GIVEN INSTRUCTION. Tally the lines that hold the word "Pour" and reply with that figure only.

STORED ROWS.
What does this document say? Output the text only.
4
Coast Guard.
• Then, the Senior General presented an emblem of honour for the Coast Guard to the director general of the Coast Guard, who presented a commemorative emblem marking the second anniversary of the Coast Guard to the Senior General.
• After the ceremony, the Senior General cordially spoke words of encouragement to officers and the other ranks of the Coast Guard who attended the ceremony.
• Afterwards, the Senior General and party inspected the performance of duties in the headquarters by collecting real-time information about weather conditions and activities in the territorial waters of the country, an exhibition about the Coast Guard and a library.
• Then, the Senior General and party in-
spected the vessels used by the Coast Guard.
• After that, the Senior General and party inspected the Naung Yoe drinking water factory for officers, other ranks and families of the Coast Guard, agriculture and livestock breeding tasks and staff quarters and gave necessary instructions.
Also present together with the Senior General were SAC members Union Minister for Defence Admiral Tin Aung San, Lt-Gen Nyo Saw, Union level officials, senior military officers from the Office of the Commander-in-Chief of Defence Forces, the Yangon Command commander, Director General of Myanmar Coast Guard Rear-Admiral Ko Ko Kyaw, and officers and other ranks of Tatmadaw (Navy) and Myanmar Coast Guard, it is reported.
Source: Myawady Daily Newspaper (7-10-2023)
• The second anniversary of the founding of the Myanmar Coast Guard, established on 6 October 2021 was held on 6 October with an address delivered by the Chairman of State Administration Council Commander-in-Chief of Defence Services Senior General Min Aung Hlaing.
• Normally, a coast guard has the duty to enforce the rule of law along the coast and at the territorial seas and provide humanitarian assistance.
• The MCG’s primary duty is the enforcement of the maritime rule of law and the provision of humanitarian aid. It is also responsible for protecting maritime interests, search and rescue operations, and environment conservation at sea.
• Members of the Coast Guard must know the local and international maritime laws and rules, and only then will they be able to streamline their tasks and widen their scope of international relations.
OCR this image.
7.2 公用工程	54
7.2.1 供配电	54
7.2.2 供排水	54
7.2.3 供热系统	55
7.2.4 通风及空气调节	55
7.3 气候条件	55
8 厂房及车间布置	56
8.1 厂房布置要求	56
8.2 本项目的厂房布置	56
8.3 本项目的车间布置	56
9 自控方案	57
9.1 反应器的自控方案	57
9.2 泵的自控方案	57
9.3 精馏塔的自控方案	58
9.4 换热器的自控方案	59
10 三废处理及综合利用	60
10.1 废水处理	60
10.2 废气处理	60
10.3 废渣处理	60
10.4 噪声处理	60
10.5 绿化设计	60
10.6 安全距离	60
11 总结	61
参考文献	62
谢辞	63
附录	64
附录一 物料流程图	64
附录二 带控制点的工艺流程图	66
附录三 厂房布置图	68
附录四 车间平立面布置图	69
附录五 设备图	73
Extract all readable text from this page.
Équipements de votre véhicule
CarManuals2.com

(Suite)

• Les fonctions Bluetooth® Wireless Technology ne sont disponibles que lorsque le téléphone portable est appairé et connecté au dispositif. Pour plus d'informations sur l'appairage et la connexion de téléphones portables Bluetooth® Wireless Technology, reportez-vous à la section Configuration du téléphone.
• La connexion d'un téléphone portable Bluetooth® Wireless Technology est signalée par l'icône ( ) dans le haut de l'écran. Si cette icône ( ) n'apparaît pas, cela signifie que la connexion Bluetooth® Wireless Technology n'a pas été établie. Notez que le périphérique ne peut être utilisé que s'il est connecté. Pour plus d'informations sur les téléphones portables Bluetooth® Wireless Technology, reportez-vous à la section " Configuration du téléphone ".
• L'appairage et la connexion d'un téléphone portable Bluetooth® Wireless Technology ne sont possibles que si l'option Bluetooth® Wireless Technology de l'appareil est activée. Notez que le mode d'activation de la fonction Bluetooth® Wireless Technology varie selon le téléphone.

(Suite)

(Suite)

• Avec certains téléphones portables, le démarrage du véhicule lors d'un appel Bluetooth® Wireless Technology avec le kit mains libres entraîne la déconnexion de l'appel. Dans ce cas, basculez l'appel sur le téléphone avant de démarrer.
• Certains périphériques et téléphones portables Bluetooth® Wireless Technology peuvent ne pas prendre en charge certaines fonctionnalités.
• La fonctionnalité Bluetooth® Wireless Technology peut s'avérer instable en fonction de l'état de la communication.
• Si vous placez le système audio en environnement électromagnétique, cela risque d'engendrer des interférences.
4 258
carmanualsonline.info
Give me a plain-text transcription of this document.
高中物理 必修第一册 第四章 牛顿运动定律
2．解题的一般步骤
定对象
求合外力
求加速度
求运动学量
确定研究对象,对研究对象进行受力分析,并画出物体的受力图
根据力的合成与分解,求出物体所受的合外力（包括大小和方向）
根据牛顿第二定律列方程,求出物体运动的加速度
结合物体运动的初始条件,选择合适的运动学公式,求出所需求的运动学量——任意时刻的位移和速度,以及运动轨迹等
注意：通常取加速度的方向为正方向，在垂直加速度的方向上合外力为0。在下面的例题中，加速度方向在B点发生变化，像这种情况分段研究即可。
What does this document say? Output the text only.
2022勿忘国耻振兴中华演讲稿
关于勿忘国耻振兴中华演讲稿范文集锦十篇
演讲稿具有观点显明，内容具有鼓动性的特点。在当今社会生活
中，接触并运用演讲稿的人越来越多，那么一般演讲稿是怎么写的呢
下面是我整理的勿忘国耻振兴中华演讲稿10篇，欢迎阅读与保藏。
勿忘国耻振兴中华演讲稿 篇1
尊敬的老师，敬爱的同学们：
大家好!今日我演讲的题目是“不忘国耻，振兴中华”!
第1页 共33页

EXPECTED ANSWER. 2